### [What to work on]
Will you transcribe the entries that follow, exactly and in full?
--- Start Given records ---
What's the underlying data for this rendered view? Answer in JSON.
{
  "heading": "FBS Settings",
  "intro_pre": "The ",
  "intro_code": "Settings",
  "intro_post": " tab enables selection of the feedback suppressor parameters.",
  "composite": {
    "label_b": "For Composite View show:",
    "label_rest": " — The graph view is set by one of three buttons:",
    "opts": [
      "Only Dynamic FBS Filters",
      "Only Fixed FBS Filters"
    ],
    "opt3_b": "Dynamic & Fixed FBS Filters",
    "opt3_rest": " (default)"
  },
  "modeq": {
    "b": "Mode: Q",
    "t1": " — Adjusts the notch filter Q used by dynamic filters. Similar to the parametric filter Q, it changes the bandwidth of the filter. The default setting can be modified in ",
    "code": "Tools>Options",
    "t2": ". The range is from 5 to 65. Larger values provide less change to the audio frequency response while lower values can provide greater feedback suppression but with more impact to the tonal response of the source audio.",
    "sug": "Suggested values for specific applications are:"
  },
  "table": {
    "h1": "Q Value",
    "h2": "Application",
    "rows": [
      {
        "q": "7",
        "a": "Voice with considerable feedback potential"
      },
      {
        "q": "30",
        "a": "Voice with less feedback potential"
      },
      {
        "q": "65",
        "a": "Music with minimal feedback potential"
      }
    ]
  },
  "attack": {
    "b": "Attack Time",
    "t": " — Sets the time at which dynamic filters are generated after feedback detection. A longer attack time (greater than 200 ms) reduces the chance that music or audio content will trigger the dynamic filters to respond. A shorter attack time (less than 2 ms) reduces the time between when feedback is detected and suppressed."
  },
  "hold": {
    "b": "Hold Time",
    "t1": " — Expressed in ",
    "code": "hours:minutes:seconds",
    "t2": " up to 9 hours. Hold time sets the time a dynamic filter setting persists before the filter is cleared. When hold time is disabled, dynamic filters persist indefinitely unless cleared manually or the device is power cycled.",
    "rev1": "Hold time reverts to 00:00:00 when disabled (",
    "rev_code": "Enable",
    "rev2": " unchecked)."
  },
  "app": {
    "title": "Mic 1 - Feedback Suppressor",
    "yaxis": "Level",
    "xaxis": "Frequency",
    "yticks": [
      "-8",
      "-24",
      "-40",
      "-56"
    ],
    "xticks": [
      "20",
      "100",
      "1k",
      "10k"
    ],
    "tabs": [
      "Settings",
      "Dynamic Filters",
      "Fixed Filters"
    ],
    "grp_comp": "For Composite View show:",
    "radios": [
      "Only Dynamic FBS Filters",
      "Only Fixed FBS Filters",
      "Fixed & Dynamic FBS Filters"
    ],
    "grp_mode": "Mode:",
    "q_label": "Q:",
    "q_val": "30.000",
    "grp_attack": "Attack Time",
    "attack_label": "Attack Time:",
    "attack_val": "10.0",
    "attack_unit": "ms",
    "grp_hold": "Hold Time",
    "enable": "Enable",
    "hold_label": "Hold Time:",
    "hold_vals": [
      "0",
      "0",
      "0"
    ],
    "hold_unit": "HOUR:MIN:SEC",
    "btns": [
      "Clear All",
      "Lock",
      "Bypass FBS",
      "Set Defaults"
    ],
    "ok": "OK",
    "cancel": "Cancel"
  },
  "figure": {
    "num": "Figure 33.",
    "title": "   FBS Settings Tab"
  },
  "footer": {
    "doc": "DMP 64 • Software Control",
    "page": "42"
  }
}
--- End Given records ---
### [Solution to this problem]
What's the underlying data for this rendered view? Answer in JSON.
{
  "heading": "FBS Settings",
  "intro_pre": "The ",
  "intro_code": "Settings",
  "intro_post": " tab enables selection of the feedback suppressor parameters.",
  "composite": {
    "label_b": "For Composite View show:",
    "label_rest": " — The graph view is set by one of three buttons:",
    "opts": [
      "Only Dynamic FBS Filters",
      "Only Fixed FBS Filters"
    ],
    "opt3_b": "Dynamic & Fixed FBS Filters",
    "opt3_rest": " (default)"
  },
  "modeq": {
    "b": "Mode: Q",
    "t1": " — Adjusts the notch filter Q used by dynamic filters. Similar to the parametric filter Q, it changes the bandwidth of the filter. The default setting can be modified in ",
    "code": "Tools>Options",
    "t2": ". The range is from 5 to 65. Larger values provide less change to the audio frequency response while lower values can provide greater feedback suppression but with more impact to the tonal response of the source audio.",
    "sug": "Suggested values for specific applications are:"
  },
  "table": {
    "h1": "Q Value",
    "h2": "Application",
    "rows": [
      {
        "q": "7",
        "a": "Voice with considerable feedback potential"
      },
      {
        "q": "30",
        "a": "Voice with less feedback potential"
      },
      {
        "q": "65",
        "a": "Music with minimal feedback potential"
      }
    ]
  },
  "attack": {
    "b": "Attack Time",
    "t": " — Sets the time at which dynamic filters are generated after feedback detection. A longer attack time (greater than 200 ms) reduces the chance that music or audio content will trigger the dynamic filters to respond. A shorter attack time (less than 2 ms) reduces the time between when feedback is detected and suppressed."
  },
  "hold": {
    "b": "Hold Time",
    "t1": " — Expressed in ",
    "code": "hours:minutes:seconds",
    "t2": " up to 9 hours. Hold time sets the time a dynamic filter setting persists before the filter is cleared. When hold time is disabled, dynamic filters persist indefinitely unless cleared manually or the device is power cycled.",
    "rev1": "Hold time reverts to 00:00:00 when disabled (",
    "rev_code": "Enable",
    "rev2": " unchecked)."
  },
  "app": {
    "title": "Mic 1 - Feedback Suppressor",
    "yaxis": "Level",
    "xaxis": "Frequency",
    "yticks": [
      "-8",
      "-24",
      "-40",
      "-56"
    ],
    "xticks": [
      "20",
      "100",
      "1k",
      "10k"
    ],
    "tabs": [
      "Settings",
      "Dynamic Filters",
      "Fixed Filters"
    ],
    "grp_comp": "For Composite View show:",
    "radios": [
      "Only Dynamic FBS Filters",
      "Only Fixed FBS Filters",
      "Fixed & Dynamic FBS Filters"
    ],
    "grp_mode": "Mode:",
    "q_label": "Q:",
    "q_val": "30.000",
    "grp_attack": "Attack Time",
    "attack_label": "Attack Time:",
    "attack_val": "10.0",
    "attack_unit": "ms",
    "grp_hold": "Hold Time",
    "enable": "Enable",
    "hold_label": "Hold Time:",
    "hold_vals": [
      "0",
      "0",
      "0"
    ],
    "hold_unit": "HOUR:MIN:SEC",
    "btns": [
      "Clear All",
      "Lock",
      "Bypass FBS",
      "Set Defaults"
    ],
    "ok": "OK",
    "cancel": "Cancel"
  },
  "figure": {
    "num": "Figure 33.",
    "title": "   FBS Settings Tab"
  },
  "footer": {
    "doc": "DMP 64 • Software Control",
    "page": "42"
  }
}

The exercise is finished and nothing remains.